*** Opening Material provided ***
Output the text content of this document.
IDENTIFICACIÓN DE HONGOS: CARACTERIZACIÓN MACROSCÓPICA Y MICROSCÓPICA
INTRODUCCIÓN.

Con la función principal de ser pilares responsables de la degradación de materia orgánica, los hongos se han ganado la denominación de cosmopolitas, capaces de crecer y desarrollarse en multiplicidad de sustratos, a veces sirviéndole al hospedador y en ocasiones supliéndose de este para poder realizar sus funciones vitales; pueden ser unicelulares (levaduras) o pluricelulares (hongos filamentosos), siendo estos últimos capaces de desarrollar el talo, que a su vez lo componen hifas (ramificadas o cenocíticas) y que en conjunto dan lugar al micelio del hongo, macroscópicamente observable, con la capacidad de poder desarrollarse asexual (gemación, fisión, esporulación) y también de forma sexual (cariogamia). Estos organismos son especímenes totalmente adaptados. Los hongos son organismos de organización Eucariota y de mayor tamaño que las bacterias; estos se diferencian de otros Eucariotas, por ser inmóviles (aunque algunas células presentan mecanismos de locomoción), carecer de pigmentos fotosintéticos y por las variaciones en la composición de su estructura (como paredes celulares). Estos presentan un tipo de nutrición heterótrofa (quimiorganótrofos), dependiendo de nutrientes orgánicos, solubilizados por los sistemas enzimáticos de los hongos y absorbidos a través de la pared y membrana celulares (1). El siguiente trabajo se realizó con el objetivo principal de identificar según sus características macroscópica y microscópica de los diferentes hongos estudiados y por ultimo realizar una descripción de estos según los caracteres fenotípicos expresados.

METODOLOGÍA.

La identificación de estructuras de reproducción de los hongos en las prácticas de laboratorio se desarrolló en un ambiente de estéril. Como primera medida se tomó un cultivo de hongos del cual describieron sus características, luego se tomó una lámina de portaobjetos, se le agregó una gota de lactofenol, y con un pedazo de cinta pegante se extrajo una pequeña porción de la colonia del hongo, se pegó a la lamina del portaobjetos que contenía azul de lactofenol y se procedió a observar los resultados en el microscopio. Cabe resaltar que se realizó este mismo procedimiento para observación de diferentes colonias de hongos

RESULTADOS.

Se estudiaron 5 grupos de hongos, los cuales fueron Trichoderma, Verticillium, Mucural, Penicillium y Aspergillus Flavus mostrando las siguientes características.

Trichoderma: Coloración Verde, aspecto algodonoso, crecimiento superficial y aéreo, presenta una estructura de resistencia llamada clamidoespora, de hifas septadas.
*** Closing Material provided ***
How many lines of these entries contain "Trichoderma"? Answer with the number and nothing else.

◆ Completed exercise
2